--- START ---
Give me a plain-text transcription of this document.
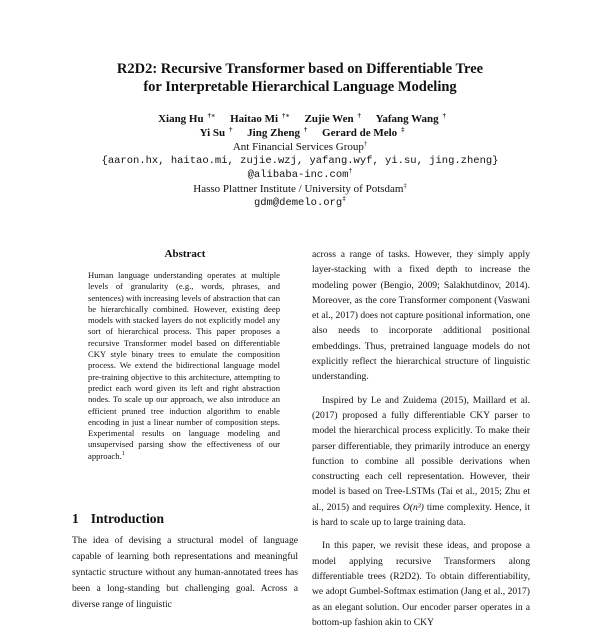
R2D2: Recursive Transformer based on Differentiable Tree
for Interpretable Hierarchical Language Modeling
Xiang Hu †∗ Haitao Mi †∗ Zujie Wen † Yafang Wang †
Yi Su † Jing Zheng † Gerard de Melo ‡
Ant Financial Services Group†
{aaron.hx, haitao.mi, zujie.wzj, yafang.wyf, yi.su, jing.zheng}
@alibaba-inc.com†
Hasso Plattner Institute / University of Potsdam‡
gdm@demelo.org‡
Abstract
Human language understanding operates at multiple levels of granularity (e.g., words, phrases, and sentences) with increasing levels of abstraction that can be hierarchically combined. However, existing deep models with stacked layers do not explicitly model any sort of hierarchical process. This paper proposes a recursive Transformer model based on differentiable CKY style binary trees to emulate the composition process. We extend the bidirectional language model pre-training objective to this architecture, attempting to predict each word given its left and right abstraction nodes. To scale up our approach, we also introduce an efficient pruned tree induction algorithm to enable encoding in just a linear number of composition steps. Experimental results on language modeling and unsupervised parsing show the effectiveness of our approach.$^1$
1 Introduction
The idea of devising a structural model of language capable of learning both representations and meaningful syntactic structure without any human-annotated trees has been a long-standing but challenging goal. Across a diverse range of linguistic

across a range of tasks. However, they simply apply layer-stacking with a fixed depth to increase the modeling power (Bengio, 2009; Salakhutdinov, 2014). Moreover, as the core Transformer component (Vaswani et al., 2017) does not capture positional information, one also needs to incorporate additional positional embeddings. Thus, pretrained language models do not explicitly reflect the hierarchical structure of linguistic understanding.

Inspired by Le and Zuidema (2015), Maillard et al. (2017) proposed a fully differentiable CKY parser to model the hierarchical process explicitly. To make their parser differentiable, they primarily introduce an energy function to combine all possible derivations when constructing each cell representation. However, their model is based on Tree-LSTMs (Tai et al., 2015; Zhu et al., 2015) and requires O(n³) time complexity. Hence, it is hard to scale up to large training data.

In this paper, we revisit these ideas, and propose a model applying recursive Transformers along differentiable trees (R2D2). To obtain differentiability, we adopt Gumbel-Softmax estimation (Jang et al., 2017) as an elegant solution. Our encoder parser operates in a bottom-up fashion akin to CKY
--- END ---
#### YOUR OBJECTIVE:
Return each line of the data that contains the string "structure".

#### RESPONSE FOR THIS EXERCISE:
The idea of devising a structural model of language capable of learning both representations and meaningful syntactic structure without any human-annotated trees has been a long-standing but challenging goal. Across a diverse range of linguistic
across a range of tasks. However, they simply apply layer-stacking with a fixed depth to increase the modeling power (Bengio, 2009; Salakhutdinov, 2014). Moreover, as the core Transformer component (Vaswani et al., 2017) does not capture positional information, one also needs to incorporate additional positional embeddings. Thus, pretrained language models do not explicitly reflect the hierarchical structure of linguistic understanding.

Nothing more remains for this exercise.